━━ Supplied material ━━

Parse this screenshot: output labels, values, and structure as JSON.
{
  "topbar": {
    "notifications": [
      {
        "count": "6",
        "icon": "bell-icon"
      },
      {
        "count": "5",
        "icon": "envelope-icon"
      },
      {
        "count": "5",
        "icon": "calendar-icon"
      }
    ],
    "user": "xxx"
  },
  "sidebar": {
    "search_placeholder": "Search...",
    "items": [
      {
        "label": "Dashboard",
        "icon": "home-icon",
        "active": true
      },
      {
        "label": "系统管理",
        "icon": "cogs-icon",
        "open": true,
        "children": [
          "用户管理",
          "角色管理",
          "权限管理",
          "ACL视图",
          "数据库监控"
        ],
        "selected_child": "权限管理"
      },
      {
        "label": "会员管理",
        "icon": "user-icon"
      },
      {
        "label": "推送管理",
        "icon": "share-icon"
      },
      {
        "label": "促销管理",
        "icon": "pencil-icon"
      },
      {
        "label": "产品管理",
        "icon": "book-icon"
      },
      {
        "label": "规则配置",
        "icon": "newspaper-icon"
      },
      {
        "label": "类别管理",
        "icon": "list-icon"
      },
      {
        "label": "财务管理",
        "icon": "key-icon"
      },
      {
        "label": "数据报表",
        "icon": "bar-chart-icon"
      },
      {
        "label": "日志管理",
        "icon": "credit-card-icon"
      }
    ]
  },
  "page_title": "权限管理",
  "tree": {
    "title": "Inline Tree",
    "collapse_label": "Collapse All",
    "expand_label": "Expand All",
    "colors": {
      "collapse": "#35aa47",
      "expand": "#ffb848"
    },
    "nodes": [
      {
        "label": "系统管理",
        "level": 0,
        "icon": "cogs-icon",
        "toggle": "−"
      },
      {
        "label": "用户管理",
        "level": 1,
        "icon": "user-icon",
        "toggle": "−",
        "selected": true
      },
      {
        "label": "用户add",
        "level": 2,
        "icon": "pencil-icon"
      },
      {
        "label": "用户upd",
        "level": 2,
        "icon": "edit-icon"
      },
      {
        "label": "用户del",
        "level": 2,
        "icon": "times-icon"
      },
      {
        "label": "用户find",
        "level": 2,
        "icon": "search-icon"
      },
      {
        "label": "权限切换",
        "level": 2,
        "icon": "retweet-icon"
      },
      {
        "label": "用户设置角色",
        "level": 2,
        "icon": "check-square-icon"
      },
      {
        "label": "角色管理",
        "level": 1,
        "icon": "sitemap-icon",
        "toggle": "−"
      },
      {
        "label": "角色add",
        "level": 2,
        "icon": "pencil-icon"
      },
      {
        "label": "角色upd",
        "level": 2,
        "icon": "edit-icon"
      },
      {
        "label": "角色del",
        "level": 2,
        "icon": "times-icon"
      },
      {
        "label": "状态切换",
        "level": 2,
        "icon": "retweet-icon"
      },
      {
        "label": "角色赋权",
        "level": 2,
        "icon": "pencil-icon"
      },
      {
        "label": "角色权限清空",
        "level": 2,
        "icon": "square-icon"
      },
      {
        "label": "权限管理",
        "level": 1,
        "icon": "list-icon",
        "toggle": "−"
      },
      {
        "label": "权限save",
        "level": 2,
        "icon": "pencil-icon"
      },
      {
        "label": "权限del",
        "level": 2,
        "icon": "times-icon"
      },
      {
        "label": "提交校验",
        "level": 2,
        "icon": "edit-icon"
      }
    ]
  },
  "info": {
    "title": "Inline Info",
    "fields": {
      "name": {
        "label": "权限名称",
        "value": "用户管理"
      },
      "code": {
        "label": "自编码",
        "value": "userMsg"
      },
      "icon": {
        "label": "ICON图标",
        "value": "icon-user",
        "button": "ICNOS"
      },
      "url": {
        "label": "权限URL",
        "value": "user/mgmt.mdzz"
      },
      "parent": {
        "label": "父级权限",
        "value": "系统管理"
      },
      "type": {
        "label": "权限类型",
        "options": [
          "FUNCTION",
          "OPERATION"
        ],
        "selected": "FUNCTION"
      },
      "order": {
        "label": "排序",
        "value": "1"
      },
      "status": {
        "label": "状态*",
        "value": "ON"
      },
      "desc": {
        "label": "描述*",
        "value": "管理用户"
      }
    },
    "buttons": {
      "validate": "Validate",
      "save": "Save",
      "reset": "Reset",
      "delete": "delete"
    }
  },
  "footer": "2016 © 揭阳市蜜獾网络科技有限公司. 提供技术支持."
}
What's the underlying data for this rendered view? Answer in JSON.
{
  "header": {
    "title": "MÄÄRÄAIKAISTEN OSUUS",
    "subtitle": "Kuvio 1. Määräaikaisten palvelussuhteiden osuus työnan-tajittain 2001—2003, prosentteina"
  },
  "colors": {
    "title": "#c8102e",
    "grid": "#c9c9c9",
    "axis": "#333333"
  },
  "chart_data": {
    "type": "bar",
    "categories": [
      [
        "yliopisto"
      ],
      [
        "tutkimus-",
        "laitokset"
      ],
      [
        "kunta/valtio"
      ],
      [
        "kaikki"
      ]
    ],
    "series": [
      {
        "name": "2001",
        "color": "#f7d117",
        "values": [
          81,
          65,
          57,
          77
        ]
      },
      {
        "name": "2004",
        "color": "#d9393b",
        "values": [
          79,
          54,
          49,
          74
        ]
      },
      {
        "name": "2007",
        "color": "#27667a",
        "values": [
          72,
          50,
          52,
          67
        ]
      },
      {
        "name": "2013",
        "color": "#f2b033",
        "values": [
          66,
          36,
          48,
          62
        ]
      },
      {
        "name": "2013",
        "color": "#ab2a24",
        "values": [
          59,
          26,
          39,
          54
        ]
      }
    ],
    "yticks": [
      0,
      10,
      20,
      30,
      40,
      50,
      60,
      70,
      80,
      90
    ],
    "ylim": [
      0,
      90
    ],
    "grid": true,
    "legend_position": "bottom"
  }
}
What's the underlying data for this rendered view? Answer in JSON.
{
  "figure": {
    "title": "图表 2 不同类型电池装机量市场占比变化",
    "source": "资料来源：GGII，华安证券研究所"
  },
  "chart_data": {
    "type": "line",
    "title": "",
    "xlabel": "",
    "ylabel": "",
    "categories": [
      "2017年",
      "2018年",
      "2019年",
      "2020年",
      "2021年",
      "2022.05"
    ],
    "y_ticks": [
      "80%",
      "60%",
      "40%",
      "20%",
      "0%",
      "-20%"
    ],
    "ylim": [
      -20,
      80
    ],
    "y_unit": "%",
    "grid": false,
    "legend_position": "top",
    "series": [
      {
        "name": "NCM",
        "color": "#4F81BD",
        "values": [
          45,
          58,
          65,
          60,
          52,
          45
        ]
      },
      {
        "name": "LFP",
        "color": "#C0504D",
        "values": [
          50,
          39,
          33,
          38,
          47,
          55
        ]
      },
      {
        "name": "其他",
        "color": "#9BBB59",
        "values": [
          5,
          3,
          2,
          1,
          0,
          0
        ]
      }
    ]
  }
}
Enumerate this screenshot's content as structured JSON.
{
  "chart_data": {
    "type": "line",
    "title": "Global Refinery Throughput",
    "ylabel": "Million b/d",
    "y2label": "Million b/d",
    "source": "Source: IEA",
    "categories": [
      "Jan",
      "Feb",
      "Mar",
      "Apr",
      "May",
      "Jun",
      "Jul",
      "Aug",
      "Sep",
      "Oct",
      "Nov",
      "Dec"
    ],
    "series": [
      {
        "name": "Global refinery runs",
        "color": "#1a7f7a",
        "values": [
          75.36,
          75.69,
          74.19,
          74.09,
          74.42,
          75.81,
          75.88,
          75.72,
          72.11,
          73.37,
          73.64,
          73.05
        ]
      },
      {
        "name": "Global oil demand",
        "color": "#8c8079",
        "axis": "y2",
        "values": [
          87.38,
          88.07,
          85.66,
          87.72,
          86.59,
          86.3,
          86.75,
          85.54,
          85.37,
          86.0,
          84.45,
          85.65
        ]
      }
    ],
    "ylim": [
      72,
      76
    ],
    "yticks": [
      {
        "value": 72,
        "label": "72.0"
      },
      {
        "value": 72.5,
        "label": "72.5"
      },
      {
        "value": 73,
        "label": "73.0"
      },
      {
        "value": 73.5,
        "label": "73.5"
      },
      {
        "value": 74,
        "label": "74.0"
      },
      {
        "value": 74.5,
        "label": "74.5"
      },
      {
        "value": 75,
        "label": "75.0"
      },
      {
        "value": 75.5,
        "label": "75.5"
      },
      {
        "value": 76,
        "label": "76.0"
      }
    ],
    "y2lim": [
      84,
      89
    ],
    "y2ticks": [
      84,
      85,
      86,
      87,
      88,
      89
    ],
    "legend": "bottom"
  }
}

━━━

# [What is asked]
Gather each line from the entries above that includes the word "source".

# [The reply]
    "source": "资料来源：GGII，华安证券研究所"
    "source": "Source: IEA",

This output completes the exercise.